Dataset items:
--- begin ---
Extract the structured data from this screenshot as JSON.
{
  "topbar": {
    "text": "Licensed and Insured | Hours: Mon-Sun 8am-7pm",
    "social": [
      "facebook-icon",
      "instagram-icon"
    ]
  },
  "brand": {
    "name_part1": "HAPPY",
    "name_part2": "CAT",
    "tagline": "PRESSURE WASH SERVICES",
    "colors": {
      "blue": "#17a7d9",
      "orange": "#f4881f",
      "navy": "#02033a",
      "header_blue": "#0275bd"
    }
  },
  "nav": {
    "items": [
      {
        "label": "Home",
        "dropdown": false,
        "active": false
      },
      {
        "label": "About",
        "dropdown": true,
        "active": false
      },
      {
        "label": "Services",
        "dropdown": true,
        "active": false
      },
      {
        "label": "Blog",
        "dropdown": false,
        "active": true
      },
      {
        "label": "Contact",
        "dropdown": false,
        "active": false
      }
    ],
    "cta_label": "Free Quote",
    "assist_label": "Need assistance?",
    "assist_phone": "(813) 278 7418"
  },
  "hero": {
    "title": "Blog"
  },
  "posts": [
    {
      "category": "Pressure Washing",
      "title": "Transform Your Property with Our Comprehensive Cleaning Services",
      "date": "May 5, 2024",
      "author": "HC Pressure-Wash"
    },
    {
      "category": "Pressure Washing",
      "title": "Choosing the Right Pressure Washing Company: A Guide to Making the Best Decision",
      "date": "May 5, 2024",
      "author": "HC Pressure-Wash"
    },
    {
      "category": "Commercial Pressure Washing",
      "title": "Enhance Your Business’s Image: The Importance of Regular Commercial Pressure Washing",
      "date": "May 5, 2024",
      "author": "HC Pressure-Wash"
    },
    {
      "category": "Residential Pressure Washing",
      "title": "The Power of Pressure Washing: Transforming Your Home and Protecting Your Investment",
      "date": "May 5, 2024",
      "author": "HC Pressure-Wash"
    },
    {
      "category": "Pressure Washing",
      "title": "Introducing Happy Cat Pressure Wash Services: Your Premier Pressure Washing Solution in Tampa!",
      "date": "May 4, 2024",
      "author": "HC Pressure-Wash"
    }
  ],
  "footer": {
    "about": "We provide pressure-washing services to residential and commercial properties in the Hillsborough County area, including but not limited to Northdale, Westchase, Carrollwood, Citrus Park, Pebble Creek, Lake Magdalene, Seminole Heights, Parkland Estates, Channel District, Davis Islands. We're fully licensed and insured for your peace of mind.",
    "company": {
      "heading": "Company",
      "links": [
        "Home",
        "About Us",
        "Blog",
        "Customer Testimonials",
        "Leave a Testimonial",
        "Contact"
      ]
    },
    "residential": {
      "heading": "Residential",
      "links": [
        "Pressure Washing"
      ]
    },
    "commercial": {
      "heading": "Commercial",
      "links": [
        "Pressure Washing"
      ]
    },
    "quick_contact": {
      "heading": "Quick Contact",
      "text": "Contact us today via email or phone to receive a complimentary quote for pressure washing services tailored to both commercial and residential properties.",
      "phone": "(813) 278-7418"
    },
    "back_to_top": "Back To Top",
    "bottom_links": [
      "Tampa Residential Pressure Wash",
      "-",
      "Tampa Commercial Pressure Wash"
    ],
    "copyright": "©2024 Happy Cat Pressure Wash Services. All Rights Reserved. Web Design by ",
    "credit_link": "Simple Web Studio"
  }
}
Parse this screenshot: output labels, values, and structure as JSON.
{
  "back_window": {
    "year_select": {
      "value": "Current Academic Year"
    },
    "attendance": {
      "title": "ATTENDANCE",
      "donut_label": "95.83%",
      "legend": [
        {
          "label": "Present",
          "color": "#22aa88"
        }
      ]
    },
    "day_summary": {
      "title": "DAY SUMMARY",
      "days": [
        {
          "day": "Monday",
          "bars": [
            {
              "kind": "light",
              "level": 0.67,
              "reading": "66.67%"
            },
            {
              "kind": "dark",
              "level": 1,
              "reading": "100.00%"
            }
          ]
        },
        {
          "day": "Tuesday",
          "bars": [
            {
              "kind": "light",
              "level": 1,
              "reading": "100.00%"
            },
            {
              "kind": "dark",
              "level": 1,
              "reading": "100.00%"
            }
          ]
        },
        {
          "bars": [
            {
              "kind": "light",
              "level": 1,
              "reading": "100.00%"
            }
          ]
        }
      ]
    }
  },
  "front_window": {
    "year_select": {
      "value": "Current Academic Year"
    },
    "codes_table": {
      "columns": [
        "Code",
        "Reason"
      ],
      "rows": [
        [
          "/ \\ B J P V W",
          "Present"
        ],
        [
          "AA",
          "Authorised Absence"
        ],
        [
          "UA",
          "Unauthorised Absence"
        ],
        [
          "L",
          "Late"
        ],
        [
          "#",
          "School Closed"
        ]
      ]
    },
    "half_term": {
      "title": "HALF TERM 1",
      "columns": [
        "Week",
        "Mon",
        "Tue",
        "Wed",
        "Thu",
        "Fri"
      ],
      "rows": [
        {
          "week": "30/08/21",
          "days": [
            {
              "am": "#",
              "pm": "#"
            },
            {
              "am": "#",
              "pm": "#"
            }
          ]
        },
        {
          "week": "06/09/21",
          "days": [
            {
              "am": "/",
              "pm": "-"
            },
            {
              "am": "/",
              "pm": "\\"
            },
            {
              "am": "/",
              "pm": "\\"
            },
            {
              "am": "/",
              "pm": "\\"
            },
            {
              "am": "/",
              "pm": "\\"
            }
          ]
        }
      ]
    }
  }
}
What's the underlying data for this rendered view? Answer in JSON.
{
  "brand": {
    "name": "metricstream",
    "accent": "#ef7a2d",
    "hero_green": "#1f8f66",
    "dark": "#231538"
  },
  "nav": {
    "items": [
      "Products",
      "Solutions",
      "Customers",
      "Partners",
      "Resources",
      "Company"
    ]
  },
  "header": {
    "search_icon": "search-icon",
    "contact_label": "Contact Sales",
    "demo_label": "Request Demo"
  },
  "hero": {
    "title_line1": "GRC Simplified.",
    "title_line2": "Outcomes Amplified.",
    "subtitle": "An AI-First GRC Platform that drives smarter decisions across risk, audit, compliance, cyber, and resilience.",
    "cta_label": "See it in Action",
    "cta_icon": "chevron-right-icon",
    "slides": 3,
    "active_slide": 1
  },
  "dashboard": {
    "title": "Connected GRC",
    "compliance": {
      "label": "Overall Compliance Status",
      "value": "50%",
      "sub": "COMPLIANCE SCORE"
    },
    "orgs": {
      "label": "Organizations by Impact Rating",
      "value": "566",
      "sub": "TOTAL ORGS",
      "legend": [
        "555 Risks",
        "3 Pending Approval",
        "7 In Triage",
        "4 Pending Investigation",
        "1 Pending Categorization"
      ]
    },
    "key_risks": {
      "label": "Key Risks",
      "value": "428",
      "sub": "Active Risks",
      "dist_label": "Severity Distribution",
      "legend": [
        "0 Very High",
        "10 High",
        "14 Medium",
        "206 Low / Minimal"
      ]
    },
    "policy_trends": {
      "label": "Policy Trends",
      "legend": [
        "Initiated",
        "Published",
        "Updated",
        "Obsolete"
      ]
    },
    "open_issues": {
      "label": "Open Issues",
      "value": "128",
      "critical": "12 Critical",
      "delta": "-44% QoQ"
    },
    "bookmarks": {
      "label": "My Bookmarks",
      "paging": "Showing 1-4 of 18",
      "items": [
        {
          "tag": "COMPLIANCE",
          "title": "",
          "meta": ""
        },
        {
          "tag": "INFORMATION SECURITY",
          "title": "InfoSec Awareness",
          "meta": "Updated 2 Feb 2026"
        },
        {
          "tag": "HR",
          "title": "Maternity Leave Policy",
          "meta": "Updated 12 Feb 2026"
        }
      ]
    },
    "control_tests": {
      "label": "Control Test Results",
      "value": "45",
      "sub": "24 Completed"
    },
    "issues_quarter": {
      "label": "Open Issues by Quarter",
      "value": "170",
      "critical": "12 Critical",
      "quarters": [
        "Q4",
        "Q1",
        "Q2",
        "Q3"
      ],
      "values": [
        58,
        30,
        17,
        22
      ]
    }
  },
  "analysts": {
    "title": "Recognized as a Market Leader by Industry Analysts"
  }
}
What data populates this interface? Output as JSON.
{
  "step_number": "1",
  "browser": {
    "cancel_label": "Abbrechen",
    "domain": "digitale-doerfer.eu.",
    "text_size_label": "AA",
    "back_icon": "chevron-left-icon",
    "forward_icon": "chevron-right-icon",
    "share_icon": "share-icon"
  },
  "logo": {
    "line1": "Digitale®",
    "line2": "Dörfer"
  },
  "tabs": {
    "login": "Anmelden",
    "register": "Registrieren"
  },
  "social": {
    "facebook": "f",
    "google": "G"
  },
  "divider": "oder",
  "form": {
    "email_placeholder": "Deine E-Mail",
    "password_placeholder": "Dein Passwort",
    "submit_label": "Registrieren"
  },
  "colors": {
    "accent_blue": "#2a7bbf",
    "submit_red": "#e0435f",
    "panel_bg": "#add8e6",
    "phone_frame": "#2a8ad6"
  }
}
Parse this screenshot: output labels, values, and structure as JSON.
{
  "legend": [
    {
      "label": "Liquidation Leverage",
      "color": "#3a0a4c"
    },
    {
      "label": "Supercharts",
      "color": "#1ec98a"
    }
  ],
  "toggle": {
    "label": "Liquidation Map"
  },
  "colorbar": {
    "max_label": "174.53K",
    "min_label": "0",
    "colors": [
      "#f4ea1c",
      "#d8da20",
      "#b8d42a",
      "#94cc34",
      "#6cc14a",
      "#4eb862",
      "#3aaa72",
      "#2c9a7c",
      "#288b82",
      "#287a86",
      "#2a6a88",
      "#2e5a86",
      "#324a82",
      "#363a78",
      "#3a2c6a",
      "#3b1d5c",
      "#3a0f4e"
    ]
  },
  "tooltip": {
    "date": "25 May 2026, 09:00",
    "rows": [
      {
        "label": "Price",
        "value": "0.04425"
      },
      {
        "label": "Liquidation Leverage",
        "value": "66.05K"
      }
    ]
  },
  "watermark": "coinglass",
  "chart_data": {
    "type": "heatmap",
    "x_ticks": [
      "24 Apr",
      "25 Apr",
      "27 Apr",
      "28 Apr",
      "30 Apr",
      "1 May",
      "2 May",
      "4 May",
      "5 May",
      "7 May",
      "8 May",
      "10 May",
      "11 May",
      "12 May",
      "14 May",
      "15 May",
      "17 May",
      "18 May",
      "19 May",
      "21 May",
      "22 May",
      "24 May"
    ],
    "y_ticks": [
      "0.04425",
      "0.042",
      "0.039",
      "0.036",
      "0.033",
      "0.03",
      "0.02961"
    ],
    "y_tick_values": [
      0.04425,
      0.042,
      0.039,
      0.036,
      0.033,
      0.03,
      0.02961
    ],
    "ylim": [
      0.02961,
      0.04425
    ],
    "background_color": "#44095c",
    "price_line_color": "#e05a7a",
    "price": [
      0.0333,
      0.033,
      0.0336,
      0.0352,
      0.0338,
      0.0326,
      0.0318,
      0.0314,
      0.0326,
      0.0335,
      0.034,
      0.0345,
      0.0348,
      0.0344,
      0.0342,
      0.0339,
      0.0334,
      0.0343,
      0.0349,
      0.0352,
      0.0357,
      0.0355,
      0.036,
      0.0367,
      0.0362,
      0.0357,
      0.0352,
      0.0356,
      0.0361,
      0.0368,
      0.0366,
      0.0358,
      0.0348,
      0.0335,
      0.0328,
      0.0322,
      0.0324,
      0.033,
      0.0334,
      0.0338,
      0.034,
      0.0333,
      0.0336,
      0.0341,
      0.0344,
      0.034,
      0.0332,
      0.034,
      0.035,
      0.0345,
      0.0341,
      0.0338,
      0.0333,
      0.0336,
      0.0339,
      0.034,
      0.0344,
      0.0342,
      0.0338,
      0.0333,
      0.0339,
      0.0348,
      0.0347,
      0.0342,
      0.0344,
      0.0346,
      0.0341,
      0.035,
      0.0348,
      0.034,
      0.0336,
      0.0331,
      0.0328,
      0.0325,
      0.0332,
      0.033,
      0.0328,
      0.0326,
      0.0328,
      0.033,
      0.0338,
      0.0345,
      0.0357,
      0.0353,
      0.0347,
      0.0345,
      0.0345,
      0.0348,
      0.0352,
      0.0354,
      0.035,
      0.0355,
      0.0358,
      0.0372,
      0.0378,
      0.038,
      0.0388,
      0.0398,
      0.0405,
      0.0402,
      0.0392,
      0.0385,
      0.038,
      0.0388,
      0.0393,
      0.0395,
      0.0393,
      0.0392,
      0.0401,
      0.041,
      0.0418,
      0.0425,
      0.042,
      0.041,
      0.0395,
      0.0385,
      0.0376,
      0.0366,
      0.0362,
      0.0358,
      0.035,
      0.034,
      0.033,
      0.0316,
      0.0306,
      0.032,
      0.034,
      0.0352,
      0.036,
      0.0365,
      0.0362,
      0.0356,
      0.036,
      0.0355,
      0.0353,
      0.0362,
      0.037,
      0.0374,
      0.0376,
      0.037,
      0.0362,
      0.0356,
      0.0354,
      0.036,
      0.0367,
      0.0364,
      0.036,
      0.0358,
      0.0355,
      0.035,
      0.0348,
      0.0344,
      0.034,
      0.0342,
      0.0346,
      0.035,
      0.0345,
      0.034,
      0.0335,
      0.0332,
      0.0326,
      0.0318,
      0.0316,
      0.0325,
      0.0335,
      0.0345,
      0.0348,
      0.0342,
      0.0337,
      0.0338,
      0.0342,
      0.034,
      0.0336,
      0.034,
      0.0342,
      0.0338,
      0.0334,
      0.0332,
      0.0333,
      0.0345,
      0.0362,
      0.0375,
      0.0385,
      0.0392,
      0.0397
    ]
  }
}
--- end ---
### Work to be completed
Go through the material above and count the lines that contain "properties"; answer with the number alone.

### In response
2